Data provided:

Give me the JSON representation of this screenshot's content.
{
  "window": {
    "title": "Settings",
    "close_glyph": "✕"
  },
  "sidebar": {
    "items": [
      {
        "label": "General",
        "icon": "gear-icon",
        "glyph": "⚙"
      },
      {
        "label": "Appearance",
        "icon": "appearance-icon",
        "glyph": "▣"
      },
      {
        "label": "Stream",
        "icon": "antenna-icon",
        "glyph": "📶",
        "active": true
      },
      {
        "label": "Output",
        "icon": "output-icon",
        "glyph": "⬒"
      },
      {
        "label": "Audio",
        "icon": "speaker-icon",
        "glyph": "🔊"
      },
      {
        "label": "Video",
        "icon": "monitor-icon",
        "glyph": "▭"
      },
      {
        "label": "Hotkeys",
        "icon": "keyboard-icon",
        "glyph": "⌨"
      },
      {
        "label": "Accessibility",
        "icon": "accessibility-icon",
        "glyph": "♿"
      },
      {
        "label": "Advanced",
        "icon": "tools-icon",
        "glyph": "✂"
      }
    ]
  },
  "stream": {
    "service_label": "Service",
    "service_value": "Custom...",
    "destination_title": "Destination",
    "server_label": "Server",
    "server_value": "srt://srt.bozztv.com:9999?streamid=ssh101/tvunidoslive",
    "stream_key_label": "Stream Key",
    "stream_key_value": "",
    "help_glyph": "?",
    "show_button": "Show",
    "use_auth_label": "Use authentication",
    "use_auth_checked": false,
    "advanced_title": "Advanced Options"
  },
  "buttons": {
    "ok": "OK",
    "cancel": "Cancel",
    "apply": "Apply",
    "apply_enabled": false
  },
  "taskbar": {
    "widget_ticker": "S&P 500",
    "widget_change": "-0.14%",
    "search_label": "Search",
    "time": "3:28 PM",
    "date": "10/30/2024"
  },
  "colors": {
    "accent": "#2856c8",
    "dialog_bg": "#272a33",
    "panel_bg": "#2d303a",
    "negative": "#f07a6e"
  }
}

Task instructions:
Go through the listing above line by line and say how many lines hold the word "icon". Reply with that number only.

Result of the exercise:
9